# start of Raw data
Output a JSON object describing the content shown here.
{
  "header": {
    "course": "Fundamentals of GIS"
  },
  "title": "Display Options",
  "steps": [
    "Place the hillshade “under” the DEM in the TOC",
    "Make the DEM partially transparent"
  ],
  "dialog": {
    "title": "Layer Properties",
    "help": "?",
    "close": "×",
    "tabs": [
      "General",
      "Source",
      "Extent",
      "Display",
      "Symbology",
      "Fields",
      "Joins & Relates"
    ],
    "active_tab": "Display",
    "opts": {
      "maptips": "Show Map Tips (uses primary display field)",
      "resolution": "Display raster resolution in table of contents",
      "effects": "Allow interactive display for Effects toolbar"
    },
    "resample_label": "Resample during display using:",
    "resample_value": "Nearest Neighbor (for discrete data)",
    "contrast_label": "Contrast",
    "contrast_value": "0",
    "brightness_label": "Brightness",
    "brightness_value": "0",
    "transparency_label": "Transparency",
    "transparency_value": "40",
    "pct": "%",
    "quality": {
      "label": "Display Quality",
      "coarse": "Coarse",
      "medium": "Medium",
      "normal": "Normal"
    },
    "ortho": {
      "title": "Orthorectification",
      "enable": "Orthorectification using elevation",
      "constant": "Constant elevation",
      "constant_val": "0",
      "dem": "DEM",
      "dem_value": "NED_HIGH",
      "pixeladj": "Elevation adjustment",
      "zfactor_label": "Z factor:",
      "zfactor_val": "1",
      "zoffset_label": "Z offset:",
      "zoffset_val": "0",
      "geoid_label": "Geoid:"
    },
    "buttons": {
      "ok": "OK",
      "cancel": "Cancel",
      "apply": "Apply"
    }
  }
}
# end of Raw data
# Set exercise:
Each entry must be reproduced verbatim.

# Answer for the task:
Output a JSON object describing the content shown here.
{
  "header": {
    "course": "Fundamentals of GIS"
  },
  "title": "Display Options",
  "steps": [
    "Place the hillshade “under” the DEM in the TOC",
    "Make the DEM partially transparent"
  ],
  "dialog": {
    "title": "Layer Properties",
    "help": "?",
    "close": "×",
    "tabs": [
      "General",
      "Source",
      "Extent",
      "Display",
      "Symbology",
      "Fields",
      "Joins & Relates"
    ],
    "active_tab": "Display",
    "opts": {
      "maptips": "Show Map Tips (uses primary display field)",
      "resolution": "Display raster resolution in table of contents",
      "effects": "Allow interactive display for Effects toolbar"
    },
    "resample_label": "Resample during display using:",
    "resample_value": "Nearest Neighbor (for discrete data)",
    "contrast_label": "Contrast",
    "contrast_value": "0",
    "brightness_label": "Brightness",
    "brightness_value": "0",
    "transparency_label": "Transparency",
    "transparency_value": "40",
    "pct": "%",
    "quality": {
      "label": "Display Quality",
      "coarse": "Coarse",
      "medium": "Medium",
      "normal": "Normal"
    },
    "ortho": {
      "title": "Orthorectification",
      "enable": "Orthorectification using elevation",
      "constant": "Constant elevation",
      "constant_val": "0",
      "dem": "DEM",
      "dem_value": "NED_HIGH",
      "pixeladj": "Elevation adjustment",
      "zfactor_label": "Z factor:",
      "zfactor_val": "1",
      "zoffset_label": "Z offset:",
      "zoffset_val": "0",
      "geoid_label": "Geoid:"
    },
    "buttons": {
      "ok": "OK",
      "cancel": "Cancel",
      "apply": "Apply"
    }
  }
}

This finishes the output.